* DIRECTIONS
Repeat exactly the lines of the listing from the line containing "OCR this image." through its last line, and nothing beyond them.

(Saved entries)
::::::::::

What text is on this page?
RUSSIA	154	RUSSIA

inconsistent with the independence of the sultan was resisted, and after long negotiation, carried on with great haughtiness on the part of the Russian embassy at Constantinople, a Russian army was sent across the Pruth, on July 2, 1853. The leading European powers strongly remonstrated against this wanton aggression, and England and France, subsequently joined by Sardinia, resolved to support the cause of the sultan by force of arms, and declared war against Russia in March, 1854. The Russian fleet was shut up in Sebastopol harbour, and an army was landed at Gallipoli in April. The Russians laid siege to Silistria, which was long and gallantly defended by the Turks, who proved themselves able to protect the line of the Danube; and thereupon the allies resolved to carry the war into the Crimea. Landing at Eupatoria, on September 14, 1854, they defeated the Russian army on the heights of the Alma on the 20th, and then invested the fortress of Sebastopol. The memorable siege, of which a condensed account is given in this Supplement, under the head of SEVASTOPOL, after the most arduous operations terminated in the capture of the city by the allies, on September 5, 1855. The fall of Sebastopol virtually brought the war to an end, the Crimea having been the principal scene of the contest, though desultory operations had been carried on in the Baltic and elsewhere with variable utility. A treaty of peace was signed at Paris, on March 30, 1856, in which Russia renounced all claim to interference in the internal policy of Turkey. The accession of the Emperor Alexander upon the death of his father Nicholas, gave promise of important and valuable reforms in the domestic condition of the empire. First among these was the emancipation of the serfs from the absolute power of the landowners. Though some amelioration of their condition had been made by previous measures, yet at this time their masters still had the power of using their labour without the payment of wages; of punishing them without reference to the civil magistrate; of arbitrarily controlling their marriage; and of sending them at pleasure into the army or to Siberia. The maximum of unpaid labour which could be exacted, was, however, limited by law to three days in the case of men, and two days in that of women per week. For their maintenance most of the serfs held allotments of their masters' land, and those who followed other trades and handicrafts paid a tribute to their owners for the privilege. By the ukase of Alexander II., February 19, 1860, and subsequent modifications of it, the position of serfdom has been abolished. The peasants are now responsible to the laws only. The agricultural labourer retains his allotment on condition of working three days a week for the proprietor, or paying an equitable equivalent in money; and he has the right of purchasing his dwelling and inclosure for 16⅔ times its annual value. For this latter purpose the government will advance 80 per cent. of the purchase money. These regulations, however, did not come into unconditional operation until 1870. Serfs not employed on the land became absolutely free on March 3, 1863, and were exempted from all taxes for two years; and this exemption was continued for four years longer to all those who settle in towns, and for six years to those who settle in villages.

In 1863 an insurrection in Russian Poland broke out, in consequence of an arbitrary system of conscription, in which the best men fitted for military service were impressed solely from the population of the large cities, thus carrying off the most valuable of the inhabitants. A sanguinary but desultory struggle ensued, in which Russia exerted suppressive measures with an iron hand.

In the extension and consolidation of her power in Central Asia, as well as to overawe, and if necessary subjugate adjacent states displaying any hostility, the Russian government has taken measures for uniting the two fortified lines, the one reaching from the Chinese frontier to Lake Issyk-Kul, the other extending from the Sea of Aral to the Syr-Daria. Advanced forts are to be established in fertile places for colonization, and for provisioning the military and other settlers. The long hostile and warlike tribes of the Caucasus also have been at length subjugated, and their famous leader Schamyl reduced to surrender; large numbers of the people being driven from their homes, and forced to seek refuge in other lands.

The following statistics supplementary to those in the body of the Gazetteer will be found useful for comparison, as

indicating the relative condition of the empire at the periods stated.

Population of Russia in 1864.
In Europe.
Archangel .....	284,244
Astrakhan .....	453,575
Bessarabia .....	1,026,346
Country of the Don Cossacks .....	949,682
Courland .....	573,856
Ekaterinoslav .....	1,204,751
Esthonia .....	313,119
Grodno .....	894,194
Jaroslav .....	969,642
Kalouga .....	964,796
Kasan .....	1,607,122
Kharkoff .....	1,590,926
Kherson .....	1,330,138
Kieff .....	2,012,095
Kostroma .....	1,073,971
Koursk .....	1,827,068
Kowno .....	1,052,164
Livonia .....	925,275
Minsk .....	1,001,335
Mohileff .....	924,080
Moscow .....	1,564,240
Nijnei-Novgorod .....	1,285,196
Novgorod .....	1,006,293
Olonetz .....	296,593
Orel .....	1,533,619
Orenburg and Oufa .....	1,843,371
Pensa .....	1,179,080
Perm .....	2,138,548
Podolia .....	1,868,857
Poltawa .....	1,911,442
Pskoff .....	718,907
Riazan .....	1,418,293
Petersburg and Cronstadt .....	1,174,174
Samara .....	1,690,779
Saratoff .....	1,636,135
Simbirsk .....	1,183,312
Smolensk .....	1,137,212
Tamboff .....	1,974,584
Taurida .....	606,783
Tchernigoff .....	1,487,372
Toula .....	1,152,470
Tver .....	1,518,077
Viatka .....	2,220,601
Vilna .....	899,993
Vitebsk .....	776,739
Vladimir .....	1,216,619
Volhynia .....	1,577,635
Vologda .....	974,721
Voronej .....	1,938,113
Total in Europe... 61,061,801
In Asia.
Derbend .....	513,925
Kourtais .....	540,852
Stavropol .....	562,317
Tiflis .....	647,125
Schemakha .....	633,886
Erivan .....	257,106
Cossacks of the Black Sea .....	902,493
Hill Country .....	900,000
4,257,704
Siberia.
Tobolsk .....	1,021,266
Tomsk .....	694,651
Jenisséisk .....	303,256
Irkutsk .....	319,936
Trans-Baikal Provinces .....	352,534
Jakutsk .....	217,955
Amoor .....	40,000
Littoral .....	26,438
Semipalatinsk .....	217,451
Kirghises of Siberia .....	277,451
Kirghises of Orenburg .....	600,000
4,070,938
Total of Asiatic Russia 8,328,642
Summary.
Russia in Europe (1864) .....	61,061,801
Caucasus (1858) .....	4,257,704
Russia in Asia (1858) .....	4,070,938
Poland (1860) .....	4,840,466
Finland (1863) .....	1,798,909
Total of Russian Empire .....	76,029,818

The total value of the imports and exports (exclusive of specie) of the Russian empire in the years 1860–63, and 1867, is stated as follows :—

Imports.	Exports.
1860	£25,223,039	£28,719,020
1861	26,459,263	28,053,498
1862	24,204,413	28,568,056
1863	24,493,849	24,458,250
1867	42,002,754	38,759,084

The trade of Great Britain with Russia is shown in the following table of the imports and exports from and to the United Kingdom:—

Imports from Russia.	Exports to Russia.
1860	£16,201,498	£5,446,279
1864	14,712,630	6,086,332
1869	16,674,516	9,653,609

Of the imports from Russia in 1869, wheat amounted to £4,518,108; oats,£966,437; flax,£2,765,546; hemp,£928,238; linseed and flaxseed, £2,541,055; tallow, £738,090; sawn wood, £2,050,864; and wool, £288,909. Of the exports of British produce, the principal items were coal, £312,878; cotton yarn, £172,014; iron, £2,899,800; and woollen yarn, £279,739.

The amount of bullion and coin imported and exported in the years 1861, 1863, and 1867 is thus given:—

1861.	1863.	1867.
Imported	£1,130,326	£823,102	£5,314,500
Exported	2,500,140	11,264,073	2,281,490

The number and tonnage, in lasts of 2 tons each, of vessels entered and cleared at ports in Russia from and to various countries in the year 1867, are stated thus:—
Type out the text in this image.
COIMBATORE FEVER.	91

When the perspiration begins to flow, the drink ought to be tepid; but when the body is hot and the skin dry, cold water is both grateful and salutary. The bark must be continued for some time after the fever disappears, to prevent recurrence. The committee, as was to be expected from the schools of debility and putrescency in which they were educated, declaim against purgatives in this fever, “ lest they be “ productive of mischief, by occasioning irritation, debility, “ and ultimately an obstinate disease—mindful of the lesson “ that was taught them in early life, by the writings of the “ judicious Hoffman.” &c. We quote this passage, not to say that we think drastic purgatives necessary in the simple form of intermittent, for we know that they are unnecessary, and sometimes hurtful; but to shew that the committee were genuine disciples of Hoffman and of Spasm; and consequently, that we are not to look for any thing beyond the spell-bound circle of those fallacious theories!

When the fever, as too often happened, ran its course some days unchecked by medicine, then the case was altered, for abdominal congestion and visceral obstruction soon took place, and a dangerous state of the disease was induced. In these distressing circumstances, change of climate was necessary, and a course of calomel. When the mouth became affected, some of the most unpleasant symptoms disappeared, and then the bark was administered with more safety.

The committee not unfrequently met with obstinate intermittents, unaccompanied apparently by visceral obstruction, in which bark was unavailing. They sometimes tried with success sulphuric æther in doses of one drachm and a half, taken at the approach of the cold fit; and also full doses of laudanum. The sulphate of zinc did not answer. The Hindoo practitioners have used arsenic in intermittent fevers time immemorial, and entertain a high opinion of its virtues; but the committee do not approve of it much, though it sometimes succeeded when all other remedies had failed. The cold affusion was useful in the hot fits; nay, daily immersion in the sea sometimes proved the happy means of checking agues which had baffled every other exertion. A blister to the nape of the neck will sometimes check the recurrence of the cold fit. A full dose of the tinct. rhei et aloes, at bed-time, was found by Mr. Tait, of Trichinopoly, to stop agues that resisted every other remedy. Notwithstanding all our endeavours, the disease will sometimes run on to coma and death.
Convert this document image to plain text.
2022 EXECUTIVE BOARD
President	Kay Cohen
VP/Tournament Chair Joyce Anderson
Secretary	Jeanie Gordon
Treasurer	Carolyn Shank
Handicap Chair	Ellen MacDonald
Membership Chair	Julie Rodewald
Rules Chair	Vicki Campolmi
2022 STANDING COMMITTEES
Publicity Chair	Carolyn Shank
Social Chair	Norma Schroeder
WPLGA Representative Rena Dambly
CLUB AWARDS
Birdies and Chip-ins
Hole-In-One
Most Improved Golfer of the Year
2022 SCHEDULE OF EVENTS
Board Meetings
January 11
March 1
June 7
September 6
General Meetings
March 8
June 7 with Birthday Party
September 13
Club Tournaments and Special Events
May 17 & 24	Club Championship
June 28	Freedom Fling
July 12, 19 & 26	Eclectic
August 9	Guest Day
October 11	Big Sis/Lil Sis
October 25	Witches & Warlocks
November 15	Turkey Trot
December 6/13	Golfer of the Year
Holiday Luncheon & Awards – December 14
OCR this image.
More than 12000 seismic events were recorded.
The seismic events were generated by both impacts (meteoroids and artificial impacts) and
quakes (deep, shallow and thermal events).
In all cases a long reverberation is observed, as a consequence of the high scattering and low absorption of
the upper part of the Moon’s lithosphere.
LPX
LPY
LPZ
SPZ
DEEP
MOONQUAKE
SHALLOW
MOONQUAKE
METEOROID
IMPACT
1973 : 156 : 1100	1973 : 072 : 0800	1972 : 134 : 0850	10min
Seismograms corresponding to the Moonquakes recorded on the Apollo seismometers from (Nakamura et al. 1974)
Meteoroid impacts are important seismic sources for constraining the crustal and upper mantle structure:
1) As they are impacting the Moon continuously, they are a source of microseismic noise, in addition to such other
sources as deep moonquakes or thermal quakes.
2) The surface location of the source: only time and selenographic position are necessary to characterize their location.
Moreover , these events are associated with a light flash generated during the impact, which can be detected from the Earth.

::::::::::

* SOLUTION FOR THIS TASK
OCR this image.
More than 12000 seismic events were recorded.
The seismic events were generated by both impacts (meteoroids and artificial impacts) and
quakes (deep, shallow and thermal events).
In all cases a long reverberation is observed, as a consequence of the high scattering and low absorption of
the upper part of the Moon’s lithosphere.
LPX
LPY
LPZ
SPZ
DEEP
MOONQUAKE
SHALLOW
MOONQUAKE
METEOROID
IMPACT
1973 : 156 : 1100	1973 : 072 : 0800	1972 : 134 : 0850	10min
Seismograms corresponding to the Moonquakes recorded on the Apollo seismometers from (Nakamura et al. 1974)
Meteoroid impacts are important seismic sources for constraining the crustal and upper mantle structure:
1) As they are impacting the Moon continuously, they are a source of microseismic noise, in addition to such other
sources as deep moonquakes or thermal quakes.
2) The surface location of the source: only time and selenographic position are necessary to characterize their location.
Moreover , these events are associated with a light flash generated during the impact, which can be detected from the Earth.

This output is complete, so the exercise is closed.